- [Prompt]
Gather, from the data below, each line in which the word "Information" occurs.

- [Extracted entries]
######

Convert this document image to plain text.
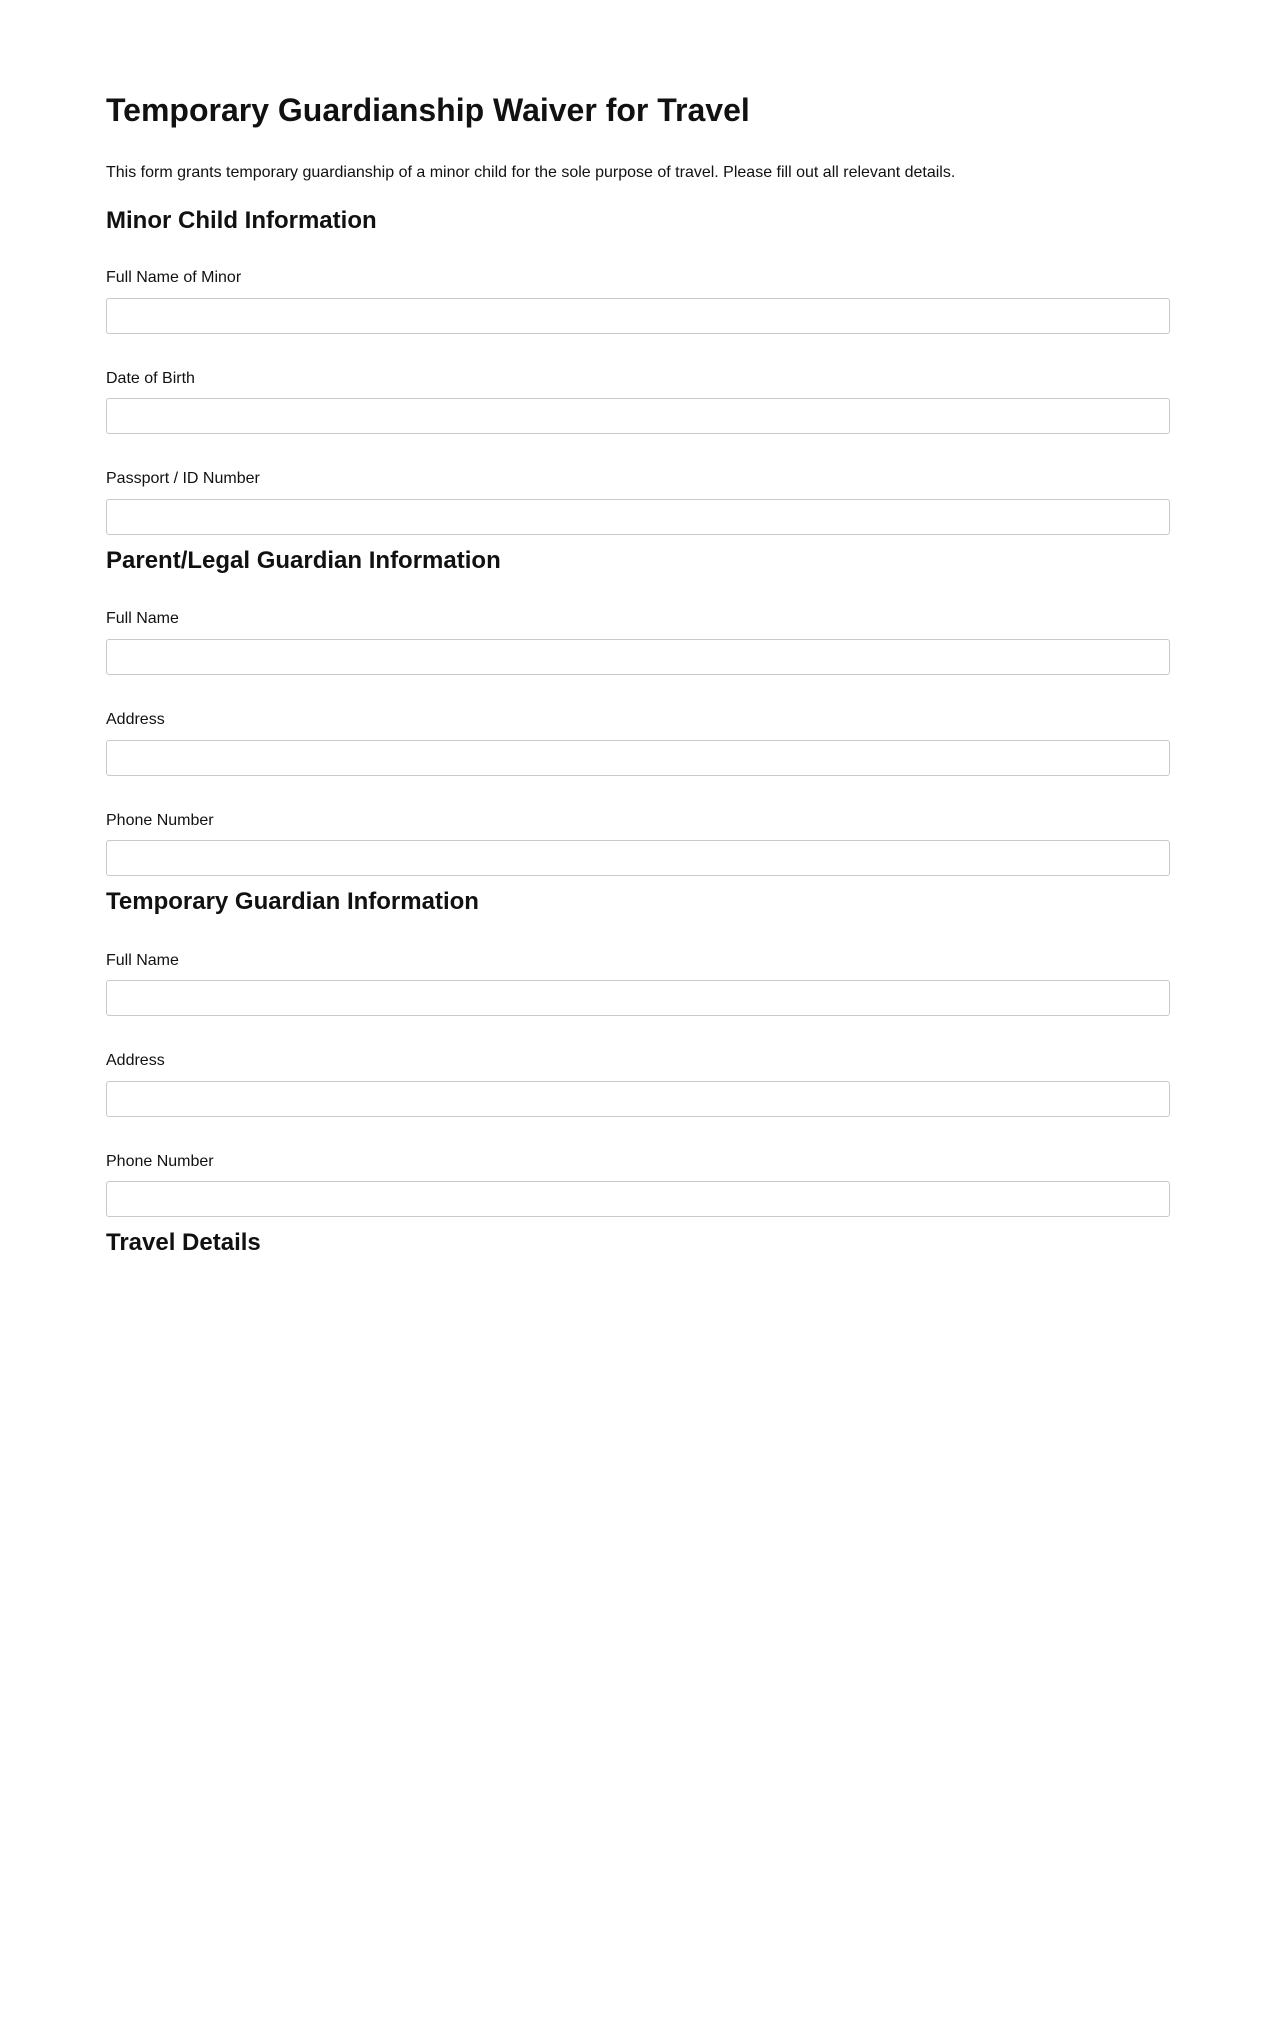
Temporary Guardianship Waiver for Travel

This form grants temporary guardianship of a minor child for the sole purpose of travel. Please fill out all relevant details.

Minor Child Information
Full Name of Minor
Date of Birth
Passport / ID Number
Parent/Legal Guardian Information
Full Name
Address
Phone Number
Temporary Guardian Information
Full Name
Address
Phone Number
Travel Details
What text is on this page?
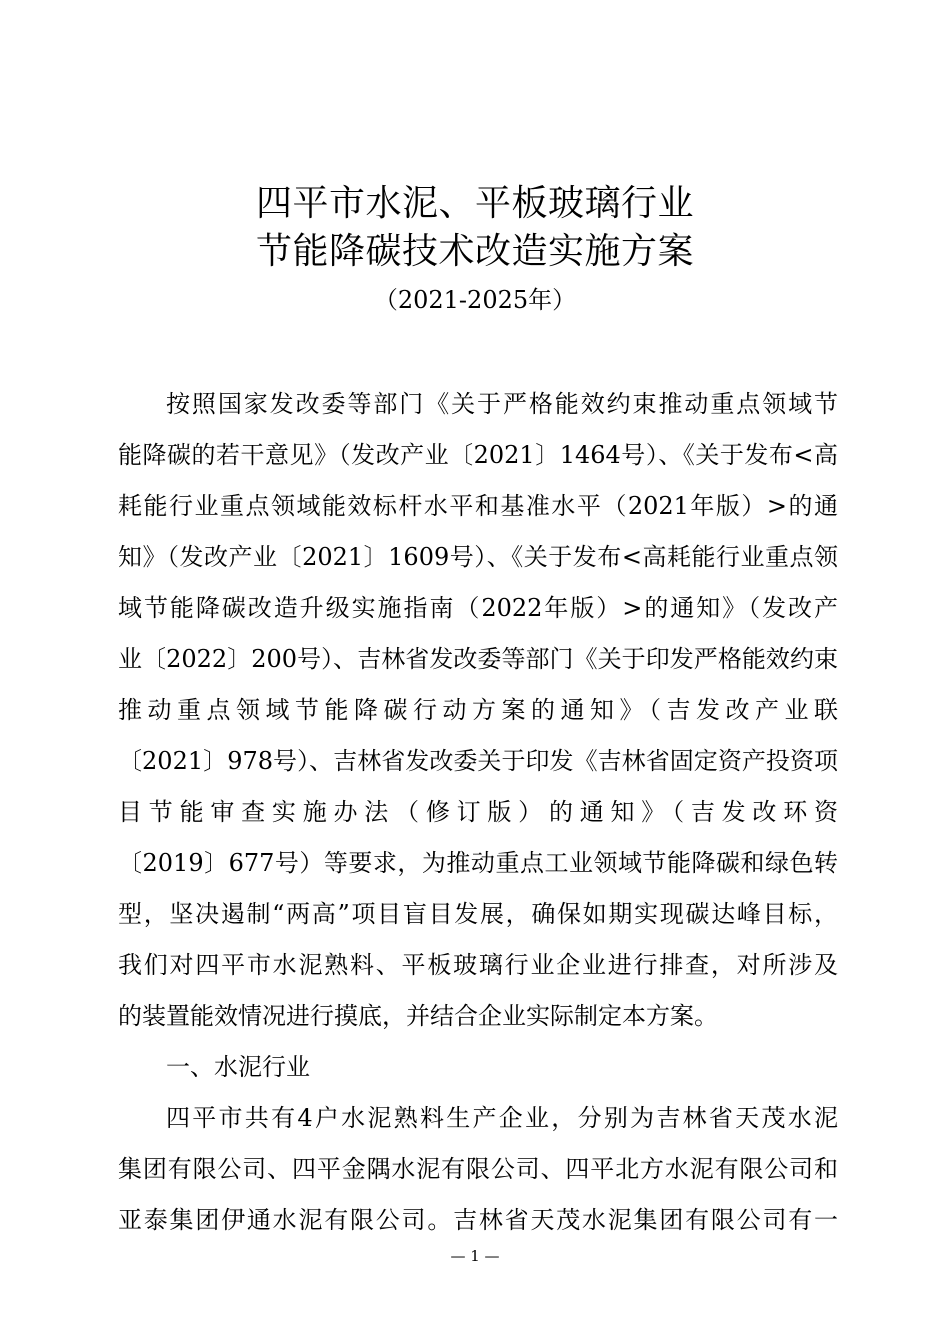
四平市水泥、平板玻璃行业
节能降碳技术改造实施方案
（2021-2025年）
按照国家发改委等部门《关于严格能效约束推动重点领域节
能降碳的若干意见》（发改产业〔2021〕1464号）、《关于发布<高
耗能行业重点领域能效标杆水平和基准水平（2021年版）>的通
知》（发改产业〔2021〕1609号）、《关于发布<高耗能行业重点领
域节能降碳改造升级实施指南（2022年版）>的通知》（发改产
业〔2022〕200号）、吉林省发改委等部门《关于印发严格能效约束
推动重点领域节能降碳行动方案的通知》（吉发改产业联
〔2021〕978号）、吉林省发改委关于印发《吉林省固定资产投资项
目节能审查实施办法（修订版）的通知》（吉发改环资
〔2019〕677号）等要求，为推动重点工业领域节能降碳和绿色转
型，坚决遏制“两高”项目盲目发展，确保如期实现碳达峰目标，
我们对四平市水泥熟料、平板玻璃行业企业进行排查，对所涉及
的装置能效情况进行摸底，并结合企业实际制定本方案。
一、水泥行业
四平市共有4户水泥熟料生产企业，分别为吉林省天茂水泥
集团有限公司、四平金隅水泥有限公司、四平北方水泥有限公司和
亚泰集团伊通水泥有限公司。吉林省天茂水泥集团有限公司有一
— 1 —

######

- [Written solution]
Minor Child Information
Parent/Legal Guardian Information
Temporary Guardian Information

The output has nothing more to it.